(Coordinate annotation records)
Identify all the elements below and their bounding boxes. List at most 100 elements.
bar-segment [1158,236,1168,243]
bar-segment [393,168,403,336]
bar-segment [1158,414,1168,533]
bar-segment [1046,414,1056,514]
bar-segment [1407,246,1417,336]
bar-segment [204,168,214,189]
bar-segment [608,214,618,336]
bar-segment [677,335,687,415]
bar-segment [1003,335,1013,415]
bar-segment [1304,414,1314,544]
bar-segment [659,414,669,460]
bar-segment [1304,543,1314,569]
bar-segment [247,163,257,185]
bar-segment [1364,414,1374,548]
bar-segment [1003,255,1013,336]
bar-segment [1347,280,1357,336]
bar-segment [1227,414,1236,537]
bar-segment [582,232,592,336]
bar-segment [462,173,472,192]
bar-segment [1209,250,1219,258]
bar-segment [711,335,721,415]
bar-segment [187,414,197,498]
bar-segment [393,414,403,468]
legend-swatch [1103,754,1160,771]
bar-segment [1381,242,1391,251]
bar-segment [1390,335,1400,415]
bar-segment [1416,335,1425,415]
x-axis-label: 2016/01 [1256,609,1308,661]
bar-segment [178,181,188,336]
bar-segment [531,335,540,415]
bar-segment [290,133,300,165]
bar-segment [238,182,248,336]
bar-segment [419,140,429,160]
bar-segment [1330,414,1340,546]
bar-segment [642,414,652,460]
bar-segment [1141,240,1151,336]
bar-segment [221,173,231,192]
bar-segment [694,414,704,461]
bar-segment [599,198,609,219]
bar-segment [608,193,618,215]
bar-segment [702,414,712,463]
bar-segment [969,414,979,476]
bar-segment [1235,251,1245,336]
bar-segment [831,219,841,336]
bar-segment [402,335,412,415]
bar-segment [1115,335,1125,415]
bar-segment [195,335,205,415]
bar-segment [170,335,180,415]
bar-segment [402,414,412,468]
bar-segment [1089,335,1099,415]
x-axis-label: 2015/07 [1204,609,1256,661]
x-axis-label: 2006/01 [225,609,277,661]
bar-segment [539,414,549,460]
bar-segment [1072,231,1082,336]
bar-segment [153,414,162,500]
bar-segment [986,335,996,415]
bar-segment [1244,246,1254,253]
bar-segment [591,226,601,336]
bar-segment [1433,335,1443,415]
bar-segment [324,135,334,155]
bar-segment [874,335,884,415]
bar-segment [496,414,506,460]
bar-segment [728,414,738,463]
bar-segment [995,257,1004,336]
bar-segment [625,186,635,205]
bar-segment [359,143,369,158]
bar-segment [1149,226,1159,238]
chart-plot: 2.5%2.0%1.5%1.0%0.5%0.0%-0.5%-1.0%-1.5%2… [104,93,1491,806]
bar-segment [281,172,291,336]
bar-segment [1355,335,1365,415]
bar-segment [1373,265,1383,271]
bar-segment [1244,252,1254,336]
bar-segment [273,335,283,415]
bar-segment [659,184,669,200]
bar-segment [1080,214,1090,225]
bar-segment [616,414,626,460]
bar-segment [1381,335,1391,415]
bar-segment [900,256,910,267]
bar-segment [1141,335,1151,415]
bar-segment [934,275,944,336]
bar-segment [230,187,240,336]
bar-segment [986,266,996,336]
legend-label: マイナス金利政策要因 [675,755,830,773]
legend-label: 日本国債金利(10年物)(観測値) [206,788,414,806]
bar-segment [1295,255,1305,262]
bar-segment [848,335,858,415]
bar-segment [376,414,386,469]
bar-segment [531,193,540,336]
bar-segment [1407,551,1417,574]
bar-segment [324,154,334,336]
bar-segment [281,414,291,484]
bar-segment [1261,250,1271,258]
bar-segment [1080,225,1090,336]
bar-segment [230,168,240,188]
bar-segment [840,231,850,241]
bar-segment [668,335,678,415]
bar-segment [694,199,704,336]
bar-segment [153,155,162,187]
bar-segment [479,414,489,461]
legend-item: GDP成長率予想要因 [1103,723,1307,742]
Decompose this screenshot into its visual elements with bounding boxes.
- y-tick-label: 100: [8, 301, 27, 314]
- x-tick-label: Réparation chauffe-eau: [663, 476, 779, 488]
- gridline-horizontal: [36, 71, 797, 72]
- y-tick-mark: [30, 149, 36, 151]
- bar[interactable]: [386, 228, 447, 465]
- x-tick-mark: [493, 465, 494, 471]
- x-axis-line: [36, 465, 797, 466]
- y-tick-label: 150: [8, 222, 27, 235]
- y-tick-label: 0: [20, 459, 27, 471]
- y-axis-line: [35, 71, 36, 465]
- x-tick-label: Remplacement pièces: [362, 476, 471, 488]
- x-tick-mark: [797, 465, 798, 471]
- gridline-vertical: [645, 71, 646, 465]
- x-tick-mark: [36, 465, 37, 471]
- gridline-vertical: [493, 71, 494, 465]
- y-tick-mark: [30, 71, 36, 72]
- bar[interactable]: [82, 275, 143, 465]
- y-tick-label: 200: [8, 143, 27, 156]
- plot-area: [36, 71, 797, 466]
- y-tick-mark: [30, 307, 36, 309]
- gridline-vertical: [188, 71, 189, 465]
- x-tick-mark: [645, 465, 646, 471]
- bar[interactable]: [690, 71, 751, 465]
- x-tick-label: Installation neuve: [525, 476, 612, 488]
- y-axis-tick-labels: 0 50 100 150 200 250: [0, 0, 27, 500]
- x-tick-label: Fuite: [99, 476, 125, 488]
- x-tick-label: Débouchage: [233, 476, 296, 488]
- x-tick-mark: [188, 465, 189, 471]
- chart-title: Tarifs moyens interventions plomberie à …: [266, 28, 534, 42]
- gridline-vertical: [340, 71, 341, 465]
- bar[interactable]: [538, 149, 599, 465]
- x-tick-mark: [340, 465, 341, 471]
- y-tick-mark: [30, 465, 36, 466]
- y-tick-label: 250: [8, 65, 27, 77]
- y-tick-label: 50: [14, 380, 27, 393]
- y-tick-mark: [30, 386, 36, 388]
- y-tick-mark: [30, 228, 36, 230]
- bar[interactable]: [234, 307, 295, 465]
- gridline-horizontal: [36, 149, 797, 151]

### [What the task asks]
Rewrite the rows from the first one up to and including the row containing "bar-segment [608,214,618,336]", substituting "coordinates" for "bounding boxes" and keeping everything else the same.

### [Exercise response]
Identify all the elements below and their coordinates. List at most 100 elements.
bar-segment [1158,236,1168,243]
bar-segment [393,168,403,336]
bar-segment [1158,414,1168,533]
bar-segment [1046,414,1056,514]
bar-segment [1407,246,1417,336]
bar-segment [204,168,214,189]
bar-segment [608,214,618,336]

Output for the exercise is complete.